#### [Job]
Would you quote the material below in full and unchanged?

#### [Records shown]
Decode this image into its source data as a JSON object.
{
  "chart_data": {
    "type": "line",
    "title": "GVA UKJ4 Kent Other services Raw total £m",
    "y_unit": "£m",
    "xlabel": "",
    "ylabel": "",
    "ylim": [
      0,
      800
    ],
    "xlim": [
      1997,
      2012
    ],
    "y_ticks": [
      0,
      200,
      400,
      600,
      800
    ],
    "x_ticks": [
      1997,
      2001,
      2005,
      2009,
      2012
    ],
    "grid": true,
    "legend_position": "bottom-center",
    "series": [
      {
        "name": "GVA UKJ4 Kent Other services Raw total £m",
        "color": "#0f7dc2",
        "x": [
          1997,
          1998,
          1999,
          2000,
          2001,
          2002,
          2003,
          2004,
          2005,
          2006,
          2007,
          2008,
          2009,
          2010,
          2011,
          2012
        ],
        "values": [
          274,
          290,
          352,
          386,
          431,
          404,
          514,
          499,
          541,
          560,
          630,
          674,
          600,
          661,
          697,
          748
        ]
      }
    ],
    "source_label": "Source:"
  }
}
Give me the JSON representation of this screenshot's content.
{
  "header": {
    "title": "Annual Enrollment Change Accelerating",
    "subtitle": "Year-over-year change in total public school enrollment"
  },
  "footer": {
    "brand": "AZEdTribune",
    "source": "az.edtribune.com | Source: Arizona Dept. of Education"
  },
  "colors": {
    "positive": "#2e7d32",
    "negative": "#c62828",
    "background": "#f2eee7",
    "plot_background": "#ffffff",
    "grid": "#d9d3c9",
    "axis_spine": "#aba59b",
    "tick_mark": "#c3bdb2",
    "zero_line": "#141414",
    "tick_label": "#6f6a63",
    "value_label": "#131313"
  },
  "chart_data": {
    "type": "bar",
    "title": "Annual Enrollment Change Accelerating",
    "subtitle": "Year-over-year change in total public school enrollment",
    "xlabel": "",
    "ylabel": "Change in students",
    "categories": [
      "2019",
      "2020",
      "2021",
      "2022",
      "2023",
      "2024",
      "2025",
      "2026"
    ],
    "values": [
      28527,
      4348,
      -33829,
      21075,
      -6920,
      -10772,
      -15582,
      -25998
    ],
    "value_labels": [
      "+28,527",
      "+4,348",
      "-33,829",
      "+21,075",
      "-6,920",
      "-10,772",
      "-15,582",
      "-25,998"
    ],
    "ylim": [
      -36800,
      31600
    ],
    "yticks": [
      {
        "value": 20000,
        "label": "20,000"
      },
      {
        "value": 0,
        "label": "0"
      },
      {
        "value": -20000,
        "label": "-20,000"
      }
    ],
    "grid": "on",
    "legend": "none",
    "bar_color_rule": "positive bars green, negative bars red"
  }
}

#### [The output]
Decode this image into its source data as a JSON object.
{
  "chart_data": {
    "type": "line",
    "title": "GVA UKJ4 Kent Other services Raw total £m",
    "y_unit": "£m",
    "xlabel": "",
    "ylabel": "",
    "ylim": [
      0,
      800
    ],
    "xlim": [
      1997,
      2012
    ],
    "y_ticks": [
      0,
      200,
      400,
      600,
      800
    ],
    "x_ticks": [
      1997,
      2001,
      2005,
      2009,
      2012
    ],
    "grid": true,
    "legend_position": "bottom-center",
    "series": [
      {
        "name": "GVA UKJ4 Kent Other services Raw total £m",
        "color": "#0f7dc2",
        "x": [
          1997,
          1998,
          1999,
          2000,
          2001,
          2002,
          2003,
          2004,
          2005,
          2006,
          2007,
          2008,
          2009,
          2010,
          2011,
          2012
        ],
        "values": [
          274,
          290,
          352,
          386,
          431,
          404,
          514,
          499,
          541,
          560,
          630,
          674,
          600,
          661,
          697,
          748
        ]
      }
    ],
    "source_label": "Source:"
  }
}
Give me the JSON representation of this screenshot's content.
{
  "header": {
    "title": "Annual Enrollment Change Accelerating",
    "subtitle": "Year-over-year change in total public school enrollment"
  },
  "footer": {
    "brand": "AZEdTribune",
    "source": "az.edtribune.com | Source: Arizona Dept. of Education"
  },
  "colors": {
    "positive": "#2e7d32",
    "negative": "#c62828",
    "background": "#f2eee7",
    "plot_background": "#ffffff",
    "grid": "#d9d3c9",
    "axis_spine": "#aba59b",
    "tick_mark": "#c3bdb2",
    "zero_line": "#141414",
    "tick_label": "#6f6a63",
    "value_label": "#131313"
  },
  "chart_data": {
    "type": "bar",
    "title": "Annual Enrollment Change Accelerating",
    "subtitle": "Year-over-year change in total public school enrollment",
    "xlabel": "",
    "ylabel": "Change in students",
    "categories": [
      "2019",
      "2020",
      "2021",
      "2022",
      "2023",
      "2024",
      "2025",
      "2026"
    ],
    "values": [
      28527,
      4348,
      -33829,
      21075,
      -6920,
      -10772,
      -15582,
      -25998
    ],
    "value_labels": [
      "+28,527",
      "+4,348",
      "-33,829",
      "+21,075",
      "-6,920",
      "-10,772",
      "-15,582",
      "-25,998"
    ],
    "ylim": [
      -36800,
      31600
    ],
    "yticks": [
      {
        "value": 20000,
        "label": "20,000"
      },
      {
        "value": 0,
        "label": "0"
      },
      {
        "value": -20000,
        "label": "-20,000"
      }
    ],
    "grid": "on",
    "legend": "none",
    "bar_color_rule": "positive bars green, negative bars red"
  }
}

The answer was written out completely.